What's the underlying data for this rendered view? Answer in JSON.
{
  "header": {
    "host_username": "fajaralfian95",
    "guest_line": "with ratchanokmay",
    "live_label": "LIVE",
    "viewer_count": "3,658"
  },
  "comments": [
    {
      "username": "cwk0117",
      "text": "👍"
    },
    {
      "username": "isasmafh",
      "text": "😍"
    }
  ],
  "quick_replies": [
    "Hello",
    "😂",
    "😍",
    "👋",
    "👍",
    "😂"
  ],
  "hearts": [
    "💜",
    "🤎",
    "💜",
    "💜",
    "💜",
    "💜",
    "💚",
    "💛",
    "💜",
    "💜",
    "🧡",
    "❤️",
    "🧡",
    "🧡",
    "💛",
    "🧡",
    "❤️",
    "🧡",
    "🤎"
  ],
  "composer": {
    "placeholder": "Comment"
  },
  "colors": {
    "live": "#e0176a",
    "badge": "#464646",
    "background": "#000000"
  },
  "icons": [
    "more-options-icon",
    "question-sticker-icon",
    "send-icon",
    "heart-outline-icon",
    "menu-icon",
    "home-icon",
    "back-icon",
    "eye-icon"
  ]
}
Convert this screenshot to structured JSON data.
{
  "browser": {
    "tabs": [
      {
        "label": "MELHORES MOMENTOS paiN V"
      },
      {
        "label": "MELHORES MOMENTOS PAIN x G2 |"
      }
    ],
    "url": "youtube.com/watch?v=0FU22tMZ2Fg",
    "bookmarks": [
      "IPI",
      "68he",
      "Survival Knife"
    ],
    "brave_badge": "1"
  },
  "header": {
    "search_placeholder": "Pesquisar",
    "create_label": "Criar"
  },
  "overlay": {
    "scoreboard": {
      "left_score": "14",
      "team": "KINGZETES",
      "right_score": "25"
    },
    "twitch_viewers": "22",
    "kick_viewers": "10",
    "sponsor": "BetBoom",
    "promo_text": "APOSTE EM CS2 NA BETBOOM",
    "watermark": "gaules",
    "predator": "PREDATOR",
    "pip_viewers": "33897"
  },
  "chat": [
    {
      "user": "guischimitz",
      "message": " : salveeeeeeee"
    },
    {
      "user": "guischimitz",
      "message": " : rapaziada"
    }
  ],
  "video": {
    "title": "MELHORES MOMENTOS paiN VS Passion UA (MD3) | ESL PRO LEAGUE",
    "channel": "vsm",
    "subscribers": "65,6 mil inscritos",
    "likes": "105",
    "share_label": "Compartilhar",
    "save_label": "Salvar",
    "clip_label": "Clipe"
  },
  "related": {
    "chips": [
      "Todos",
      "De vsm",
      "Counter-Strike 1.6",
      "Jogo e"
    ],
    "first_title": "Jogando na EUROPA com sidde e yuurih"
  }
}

Stated goal: The records above must be repeated exactly, every one of them.

Correct result:
What's the underlying data for this rendered view? Answer in JSON.
{
  "header": {
    "host_username": "fajaralfian95",
    "guest_line": "with ratchanokmay",
    "live_label": "LIVE",
    "viewer_count": "3,658"
  },
  "comments": [
    {
      "username": "cwk0117",
      "text": "👍"
    },
    {
      "username": "isasmafh",
      "text": "😍"
    }
  ],
  "quick_replies": [
    "Hello",
    "😂",
    "😍",
    "👋",
    "👍",
    "😂"
  ],
  "hearts": [
    "💜",
    "🤎",
    "💜",
    "💜",
    "💜",
    "💜",
    "💚",
    "💛",
    "💜",
    "💜",
    "🧡",
    "❤️",
    "🧡",
    "🧡",
    "💛",
    "🧡",
    "❤️",
    "🧡",
    "🤎"
  ],
  "composer": {
    "placeholder": "Comment"
  },
  "colors": {
    "live": "#e0176a",
    "badge": "#464646",
    "background": "#000000"
  },
  "icons": [
    "more-options-icon",
    "question-sticker-icon",
    "send-icon",
    "heart-outline-icon",
    "menu-icon",
    "home-icon",
    "back-icon",
    "eye-icon"
  ]
}
Convert this screenshot to structured JSON data.
{
  "browser": {
    "tabs": [
      {
        "label": "MELHORES MOMENTOS paiN V"
      },
      {
        "label": "MELHORES MOMENTOS PAIN x G2 |"
      }
    ],
    "url": "youtube.com/watch?v=0FU22tMZ2Fg",
    "bookmarks": [
      "IPI",
      "68he",
      "Survival Knife"
    ],
    "brave_badge": "1"
  },
  "header": {
    "search_placeholder": "Pesquisar",
    "create_label": "Criar"
  },
  "overlay": {
    "scoreboard": {
      "left_score": "14",
      "team": "KINGZETES",
      "right_score": "25"
    },
    "twitch_viewers": "22",
    "kick_viewers": "10",
    "sponsor": "BetBoom",
    "promo_text": "APOSTE EM CS2 NA BETBOOM",
    "watermark": "gaules",
    "predator": "PREDATOR",
    "pip_viewers": "33897"
  },
  "chat": [
    {
      "user": "guischimitz",
      "message": " : salveeeeeeee"
    },
    {
      "user": "guischimitz",
      "message": " : rapaziada"
    }
  ],
  "video": {
    "title": "MELHORES MOMENTOS paiN VS Passion UA (MD3) | ESL PRO LEAGUE",
    "channel": "vsm",
    "subscribers": "65,6 mil inscritos",
    "likes": "105",
    "share_label": "Compartilhar",
    "save_label": "Salvar",
    "clip_label": "Clipe"
  },
  "related": {
    "chips": [
      "Todos",
      "De vsm",
      "Counter-Strike 1.6",
      "Jogo e"
    ],
    "first_title": "Jogando na EUROPA com sidde e yuurih"
  }
}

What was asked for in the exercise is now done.